Problem details =
Any images in the material are to be dropped while every line is retyped exactly.

==*==

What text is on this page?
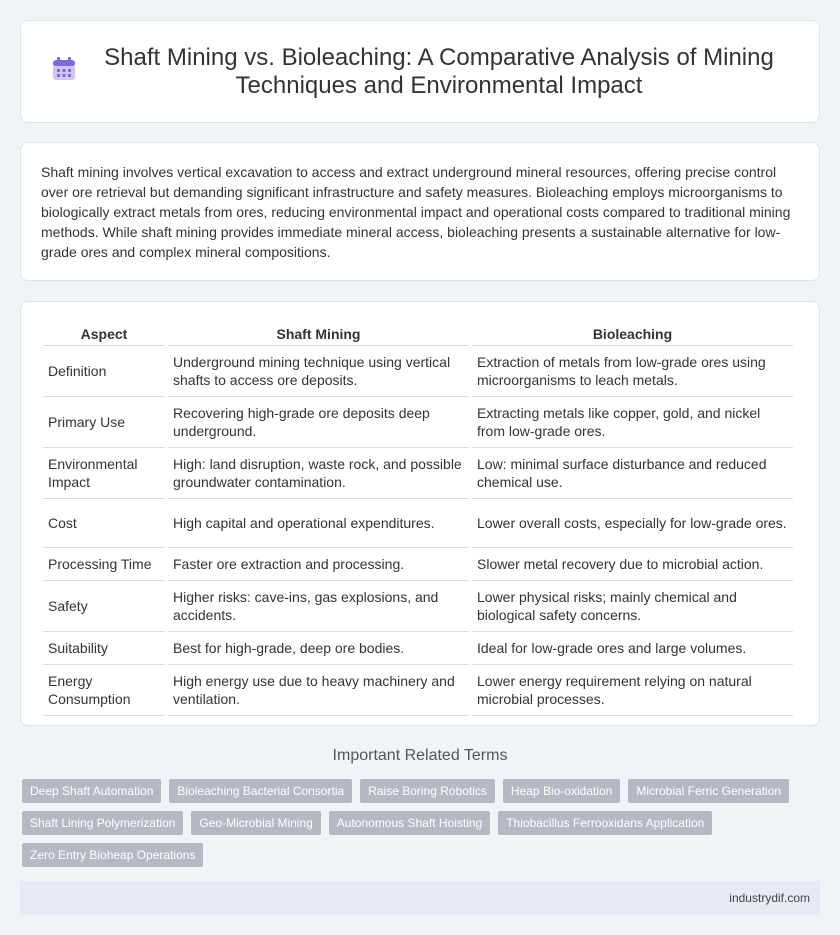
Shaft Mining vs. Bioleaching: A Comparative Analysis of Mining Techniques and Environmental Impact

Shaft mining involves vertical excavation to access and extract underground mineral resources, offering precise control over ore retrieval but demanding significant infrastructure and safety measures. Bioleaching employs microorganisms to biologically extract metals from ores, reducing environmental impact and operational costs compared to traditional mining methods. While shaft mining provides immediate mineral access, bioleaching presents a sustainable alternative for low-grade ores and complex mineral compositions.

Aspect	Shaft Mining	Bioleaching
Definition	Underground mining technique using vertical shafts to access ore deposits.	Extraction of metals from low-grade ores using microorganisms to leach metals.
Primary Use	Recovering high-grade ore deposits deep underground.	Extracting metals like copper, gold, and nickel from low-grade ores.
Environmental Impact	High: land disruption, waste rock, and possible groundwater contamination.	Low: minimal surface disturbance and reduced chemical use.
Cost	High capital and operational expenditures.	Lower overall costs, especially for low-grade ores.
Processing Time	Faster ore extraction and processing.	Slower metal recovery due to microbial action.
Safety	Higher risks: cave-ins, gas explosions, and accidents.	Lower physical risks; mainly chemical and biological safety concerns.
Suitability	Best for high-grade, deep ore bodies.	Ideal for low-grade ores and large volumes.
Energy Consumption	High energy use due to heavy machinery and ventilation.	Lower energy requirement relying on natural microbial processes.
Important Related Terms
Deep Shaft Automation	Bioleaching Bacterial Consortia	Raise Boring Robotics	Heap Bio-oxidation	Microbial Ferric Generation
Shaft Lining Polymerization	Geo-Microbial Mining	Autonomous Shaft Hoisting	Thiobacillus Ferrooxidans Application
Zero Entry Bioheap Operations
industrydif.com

==*==

Response for this exercise =
What text is on this page?
Shaft Mining vs. Bioleaching: A Comparative Analysis of Mining Techniques and Environmental Impact

Shaft mining involves vertical excavation to access and extract underground mineral resources, offering precise control over ore retrieval but demanding significant infrastructure and safety measures. Bioleaching employs microorganisms to biologically extract metals from ores, reducing environmental impact and operational costs compared to traditional mining methods. While shaft mining provides immediate mineral access, bioleaching presents a sustainable alternative for low-grade ores and complex mineral compositions.

Aspect	Shaft Mining	Bioleaching
Definition	Underground mining technique using vertical shafts to access ore deposits.	Extraction of metals from low-grade ores using microorganisms to leach metals.
Primary Use	Recovering high-grade ore deposits deep underground.	Extracting metals like copper, gold, and nickel from low-grade ores.
Environmental Impact	High: land disruption, waste rock, and possible groundwater contamination.	Low: minimal surface disturbance and reduced chemical use.
Cost	High capital and operational expenditures.	Lower overall costs, especially for low-grade ores.
Processing Time	Faster ore extraction and processing.	Slower metal recovery due to microbial action.
Safety	Higher risks: cave-ins, gas explosions, and accidents.	Lower physical risks; mainly chemical and biological safety concerns.
Suitability	Best for high-grade, deep ore bodies.	Ideal for low-grade ores and large volumes.
Energy Consumption	High energy use due to heavy machinery and ventilation.	Lower energy requirement relying on natural microbial processes.
Important Related Terms
Deep Shaft Automation	Bioleaching Bacterial Consortia	Raise Boring Robotics	Heap Bio-oxidation	Microbial Ferric Generation
Shaft Lining Polymerization	Geo-Microbial Mining	Autonomous Shaft Hoisting	Thiobacillus Ferrooxidans Application
Zero Entry Bioheap Operations
industrydif.com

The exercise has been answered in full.